§ **WHAT YOU ARE ASKED TO DO**: Print all of the lines exactly. Any picture among them stays out.

§ **DATASET CONTENT**:
________________________________________

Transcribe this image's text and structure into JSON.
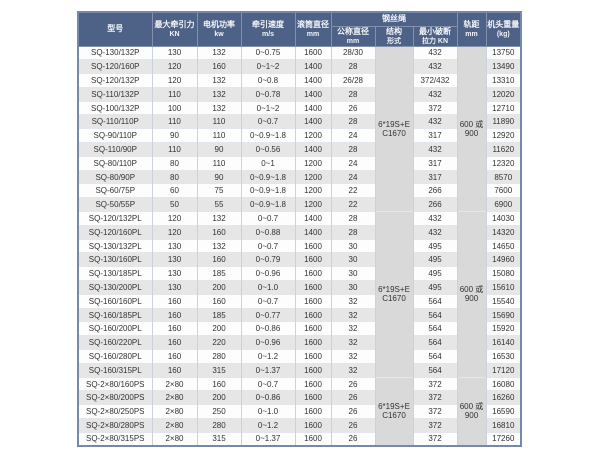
{
  "colors": {
    "header_bg": "#4e6287",
    "header_text": "#f2f5f9",
    "row_alt_bg": "#e6e6e6",
    "merged_cell_bg": "#d9d9d9",
    "outer_border": "#7589ac"
  },
  "table": {
    "rope_group_label": "钢丝绳",
    "columns": [
      {
        "label": "型号",
        "sub": ""
      },
      {
        "label": "最大牵引力",
        "sub": "KN"
      },
      {
        "label": "电机功率",
        "sub": "kw"
      },
      {
        "label": "牵引速度",
        "sub": "m/s"
      },
      {
        "label": "滚筒直径",
        "sub": "mm"
      },
      {
        "label": "公称直径",
        "sub": "mm"
      },
      {
        "label": "结构",
        "sub": "形式"
      },
      {
        "label": "最小破断",
        "sub": "拉力 KN"
      },
      {
        "label": "轨距",
        "sub": "mm"
      },
      {
        "label": "机头重量",
        "sub": "(kg)"
      }
    ],
    "groups": [
      {
        "rope_structure_line1": "6*19S+E",
        "rope_structure_line2": "C1670",
        "gauge_line1": "600 或",
        "gauge_line2": "900",
        "rows": [
          {
            "model": "SQ-130/132P",
            "kn": "130",
            "kw": "132",
            "speed": "0~0.75",
            "drum": "1600",
            "dia": "28/30",
            "breaking": "432",
            "weight": "13750"
          },
          {
            "model": "SQ-120/160P",
            "kn": "120",
            "kw": "160",
            "speed": "0~1~2",
            "drum": "1400",
            "dia": "28",
            "breaking": "432",
            "weight": "13490"
          },
          {
            "model": "SQ-120/132P",
            "kn": "120",
            "kw": "132",
            "speed": "0~0.8",
            "drum": "1400",
            "dia": "26/28",
            "breaking": "372/432",
            "weight": "13310"
          },
          {
            "model": "SQ-110/132P",
            "kn": "110",
            "kw": "132",
            "speed": "0~0.78",
            "drum": "1400",
            "dia": "28",
            "breaking": "432",
            "weight": "12020"
          },
          {
            "model": "SQ-100/132P",
            "kn": "100",
            "kw": "132",
            "speed": "0~1~2",
            "drum": "1400",
            "dia": "26",
            "breaking": "372",
            "weight": "12710"
          },
          {
            "model": "SQ-110/110P",
            "kn": "110",
            "kw": "110",
            "speed": "0~0.7",
            "drum": "1400",
            "dia": "28",
            "breaking": "432",
            "weight": "11890"
          },
          {
            "model": "SQ-90/110P",
            "kn": "90",
            "kw": "110",
            "speed": "0~0.9~1.8",
            "drum": "1200",
            "dia": "24",
            "breaking": "317",
            "weight": "12920"
          },
          {
            "model": "SQ-110/90P",
            "kn": "110",
            "kw": "90",
            "speed": "0~0.56",
            "drum": "1400",
            "dia": "28",
            "breaking": "432",
            "weight": "11620"
          },
          {
            "model": "SQ-80/110P",
            "kn": "80",
            "kw": "110",
            "speed": "0~1",
            "drum": "1200",
            "dia": "24",
            "breaking": "317",
            "weight": "12320"
          },
          {
            "model": "SQ-80/90P",
            "kn": "80",
            "kw": "90",
            "speed": "0~0.9~1.8",
            "drum": "1200",
            "dia": "24",
            "breaking": "317",
            "weight": "8570"
          },
          {
            "model": "SQ-60/75P",
            "kn": "60",
            "kw": "75",
            "speed": "0~0.9~1.8",
            "drum": "1200",
            "dia": "22",
            "breaking": "266",
            "weight": "7600"
          },
          {
            "model": "SQ-50/55P",
            "kn": "50",
            "kw": "55",
            "speed": "0~0.9~1.8",
            "drum": "1200",
            "dia": "22",
            "breaking": "266",
            "weight": "6900"
          }
        ]
      },
      {
        "rope_structure_line1": "6*19S+E",
        "rope_structure_line2": "C1670",
        "gauge_line1": "600 或",
        "gauge_line2": "900",
        "rows": [
          {
            "model": "SQ-120/132PL",
            "kn": "120",
            "kw": "132",
            "speed": "0~0.7",
            "drum": "1400",
            "dia": "28",
            "breaking": "432",
            "weight": "14030"
          },
          {
            "model": "SQ-120/160PL",
            "kn": "120",
            "kw": "160",
            "speed": "0~0.88",
            "drum": "1400",
            "dia": "28",
            "breaking": "432",
            "weight": "14320"
          },
          {
            "model": "SQ-130/132PL",
            "kn": "130",
            "kw": "132",
            "speed": "0~0.7",
            "drum": "1600",
            "dia": "30",
            "breaking": "495",
            "weight": "14650"
          },
          {
            "model": "SQ-130/160PL",
            "kn": "130",
            "kw": "160",
            "speed": "0~0.79",
            "drum": "1600",
            "dia": "30",
            "breaking": "495",
            "weight": "14960"
          },
          {
            "model": "SQ-130/185PL",
            "kn": "130",
            "kw": "185",
            "speed": "0~0.96",
            "drum": "1600",
            "dia": "30",
            "breaking": "495",
            "weight": "15080"
          },
          {
            "model": "SQ-130/200PL",
            "kn": "130",
            "kw": "200",
            "speed": "0~1.0",
            "drum": "1600",
            "dia": "30",
            "breaking": "495",
            "weight": "15610"
          },
          {
            "model": "SQ-160/160PL",
            "kn": "160",
            "kw": "160",
            "speed": "0~0.7",
            "drum": "1600",
            "dia": "32",
            "breaking": "564",
            "weight": "15540"
          },
          {
            "model": "SQ-160/185PL",
            "kn": "160",
            "kw": "185",
            "speed": "0~0.77",
            "drum": "1600",
            "dia": "32",
            "breaking": "564",
            "weight": "15690"
          },
          {
            "model": "SQ-160/200PL",
            "kn": "160",
            "kw": "200",
            "speed": "0~0.86",
            "drum": "1600",
            "dia": "32",
            "breaking": "564",
            "weight": "15920"
          },
          {
            "model": "SQ-160/220PL",
            "kn": "160",
            "kw": "220",
            "speed": "0~0.96",
            "drum": "1600",
            "dia": "32",
            "breaking": "564",
            "weight": "16140"
          },
          {
            "model": "SQ-160/280PL",
            "kn": "160",
            "kw": "280",
            "speed": "0~1.2",
            "drum": "1600",
            "dia": "32",
            "breaking": "564",
            "weight": "16530"
          },
          {
            "model": "SQ-160/315PL",
            "kn": "160",
            "kw": "315",
            "speed": "0~1.37",
            "drum": "1600",
            "dia": "32",
            "breaking": "564",
            "weight": "17120"
          }
        ]
      },
      {
        "rope_structure_line1": "6*19S+E",
        "rope_structure_line2": "C1670",
        "gauge_line1": "600 或",
        "gauge_line2": "900",
        "rows": [
          {
            "model": "SQ-2×80/160PS",
            "kn": "2×80",
            "kw": "160",
            "speed": "0~0.7",
            "drum": "1600",
            "dia": "26",
            "breaking": "372",
            "weight": "16080"
          },
          {
            "model": "SQ-2×80/200PS",
            "kn": "2×80",
            "kw": "200",
            "speed": "0~0.86",
            "drum": "1600",
            "dia": "26",
            "breaking": "372",
            "weight": "16260"
          },
          {
            "model": "SQ-2×80/250PS",
            "kn": "2×80",
            "kw": "250",
            "speed": "0~1.0",
            "drum": "1600",
            "dia": "26",
            "breaking": "372",
            "weight": "16590"
          },
          {
            "model": "SQ-2×80/280PS",
            "kn": "2×80",
            "kw": "280",
            "speed": "0~1.2",
            "drum": "1600",
            "dia": "26",
            "breaking": "372",
            "weight": "16810"
          },
          {
            "model": "SQ-2×80/315PS",
            "kn": "2×80",
            "kw": "315",
            "speed": "0~1.37",
            "drum": "1600",
            "dia": "26",
            "breaking": "372",
            "weight": "17260"
          }
        ]
      }
    ]
  }
}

________________________________________

§ **EXERCISE OUTPUT**:
Transcribe this image's text and structure into JSON.
{
  "colors": {
    "header_bg": "#4e6287",
    "header_text": "#f2f5f9",
    "row_alt_bg": "#e6e6e6",
    "merged_cell_bg": "#d9d9d9",
    "outer_border": "#7589ac"
  },
  "table": {
    "rope_group_label": "钢丝绳",
    "columns": [
      {
        "label": "型号",
        "sub": ""
      },
      {
        "label": "最大牵引力",
        "sub": "KN"
      },
      {
        "label": "电机功率",
        "sub": "kw"
      },
      {
        "label": "牵引速度",
        "sub": "m/s"
      },
      {
        "label": "滚筒直径",
        "sub": "mm"
      },
      {
        "label": "公称直径",
        "sub": "mm"
      },
      {
        "label": "结构",
        "sub": "形式"
      },
      {
        "label": "最小破断",
        "sub": "拉力 KN"
      },
      {
        "label": "轨距",
        "sub": "mm"
      },
      {
        "label": "机头重量",
        "sub": "(kg)"
      }
    ],
    "groups": [
      {
        "rope_structure_line1": "6*19S+E",
        "rope_structure_line2": "C1670",
        "gauge_line1": "600 或",
        "gauge_line2": "900",
        "rows": [
          {
            "model": "SQ-130/132P",
            "kn": "130",
            "kw": "132",
            "speed": "0~0.75",
            "drum": "1600",
            "dia": "28/30",
            "breaking": "432",
            "weight": "13750"
          },
          {
            "model": "SQ-120/160P",
            "kn": "120",
            "kw": "160",
            "speed": "0~1~2",
            "drum": "1400",
            "dia": "28",
            "breaking": "432",
            "weight": "13490"
          },
          {
            "model": "SQ-120/132P",
            "kn": "120",
            "kw": "132",
            "speed": "0~0.8",
            "drum": "1400",
            "dia": "26/28",
            "breaking": "372/432",
            "weight": "13310"
          },
          {
            "model": "SQ-110/132P",
            "kn": "110",
            "kw": "132",
            "speed": "0~0.78",
            "drum": "1400",
            "dia": "28",
            "breaking": "432",
            "weight": "12020"
          },
          {
            "model": "SQ-100/132P",
            "kn": "100",
            "kw": "132",
            "speed": "0~1~2",
            "drum": "1400",
            "dia": "26",
            "breaking": "372",
            "weight": "12710"
          },
          {
            "model": "SQ-110/110P",
            "kn": "110",
            "kw": "110",
            "speed": "0~0.7",
            "drum": "1400",
            "dia": "28",
            "breaking": "432",
            "weight": "11890"
          },
          {
            "model": "SQ-90/110P",
            "kn": "90",
            "kw": "110",
            "speed": "0~0.9~1.8",
            "drum": "1200",
            "dia": "24",
            "breaking": "317",
            "weight": "12920"
          },
          {
            "model": "SQ-110/90P",
            "kn": "110",
            "kw": "90",
            "speed": "0~0.56",
            "drum": "1400",
            "dia": "28",
            "breaking": "432",
            "weight": "11620"
          },
          {
            "model": "SQ-80/110P",
            "kn": "80",
            "kw": "110",
            "speed": "0~1",
            "drum": "1200",
            "dia": "24",
            "breaking": "317",
            "weight": "12320"
          },
          {
            "model": "SQ-80/90P",
            "kn": "80",
            "kw": "90",
            "speed": "0~0.9~1.8",
            "drum": "1200",
            "dia": "24",
            "breaking": "317",
            "weight": "8570"
          },
          {
            "model": "SQ-60/75P",
            "kn": "60",
            "kw": "75",
            "speed": "0~0.9~1.8",
            "drum": "1200",
            "dia": "22",
            "breaking": "266",
            "weight": "7600"
          },
          {
            "model": "SQ-50/55P",
            "kn": "50",
            "kw": "55",
            "speed": "0~0.9~1.8",
            "drum": "1200",
            "dia": "22",
            "breaking": "266",
            "weight": "6900"
          }
        ]
      },
      {
        "rope_structure_line1": "6*19S+E",
        "rope_structure_line2": "C1670",
        "gauge_line1": "600 或",
        "gauge_line2": "900",
        "rows": [
          {
            "model": "SQ-120/132PL",
            "kn": "120",
            "kw": "132",
            "speed": "0~0.7",
            "drum": "1400",
            "dia": "28",
            "breaking": "432",
            "weight": "14030"
          },
          {
            "model": "SQ-120/160PL",
            "kn": "120",
            "kw": "160",
            "speed": "0~0.88",
            "drum": "1400",
            "dia": "28",
            "breaking": "432",
            "weight": "14320"
          },
          {
            "model": "SQ-130/132PL",
            "kn": "130",
            "kw": "132",
            "speed": "0~0.7",
            "drum": "1600",
            "dia": "30",
            "breaking": "495",
            "weight": "14650"
          },
          {
            "model": "SQ-130/160PL",
            "kn": "130",
            "kw": "160",
            "speed": "0~0.79",
            "drum": "1600",
            "dia": "30",
            "breaking": "495",
            "weight": "14960"
          },
          {
            "model": "SQ-130/185PL",
            "kn": "130",
            "kw": "185",
            "speed": "0~0.96",
            "drum": "1600",
            "dia": "30",
            "breaking": "495",
            "weight": "15080"
          },
          {
            "model": "SQ-130/200PL",
            "kn": "130",
            "kw": "200",
            "speed": "0~1.0",
            "drum": "1600",
            "dia": "30",
            "breaking": "495",
            "weight": "15610"
          },
          {
            "model": "SQ-160/160PL",
            "kn": "160",
            "kw": "160",
            "speed": "0~0.7",
            "drum": "1600",
            "dia": "32",
            "breaking": "564",
            "weight": "15540"
          },
          {
            "model": "SQ-160/185PL",
            "kn": "160",
            "kw": "185",
            "speed": "0~0.77",
            "drum": "1600",
            "dia": "32",
            "breaking": "564",
            "weight": "15690"
          },
          {
            "model": "SQ-160/200PL",
            "kn": "160",
            "kw": "200",
            "speed": "0~0.86",
            "drum": "1600",
            "dia": "32",
            "breaking": "564",
            "weight": "15920"
          },
          {
            "model": "SQ-160/220PL",
            "kn": "160",
            "kw": "220",
            "speed": "0~0.96",
            "drum": "1600",
            "dia": "32",
            "breaking": "564",
            "weight": "16140"
          },
          {
            "model": "SQ-160/280PL",
            "kn": "160",
            "kw": "280",
            "speed": "0~1.2",
            "drum": "1600",
            "dia": "32",
            "breaking": "564",
            "weight": "16530"
          },
          {
            "model": "SQ-160/315PL",
            "kn": "160",
            "kw": "315",
            "speed": "0~1.37",
            "drum": "1600",
            "dia": "32",
            "breaking": "564",
            "weight": "17120"
          }
        ]
      },
      {
        "rope_structure_line1": "6*19S+E",
        "rope_structure_line2": "C1670",
        "gauge_line1": "600 或",
        "gauge_line2": "900",
        "rows": [
          {
            "model": "SQ-2×80/160PS",
            "kn": "2×80",
            "kw": "160",
            "speed": "0~0.7",
            "drum": "1600",
            "dia": "26",
            "breaking": "372",
            "weight": "16080"
          },
          {
            "model": "SQ-2×80/200PS",
            "kn": "2×80",
            "kw": "200",
            "speed": "0~0.86",
            "drum": "1600",
            "dia": "26",
            "breaking": "372",
            "weight": "16260"
          },
          {
            "model": "SQ-2×80/250PS",
            "kn": "2×80",
            "kw": "250",
            "speed": "0~1.0",
            "drum": "1600",
            "dia": "26",
            "breaking": "372",
            "weight": "16590"
          },
          {
            "model": "SQ-2×80/280PS",
            "kn": "2×80",
            "kw": "280",
            "speed": "0~1.2",
            "drum": "1600",
            "dia": "26",
            "breaking": "372",
            "weight": "16810"
          },
          {
            "model": "SQ-2×80/315PS",
            "kn": "2×80",
            "kw": "315",
            "speed": "0~1.37",
            "drum": "1600",
            "dia": "26",
            "breaking": "372",
            "weight": "17260"
          }
        ]
      }
    ]
  }
}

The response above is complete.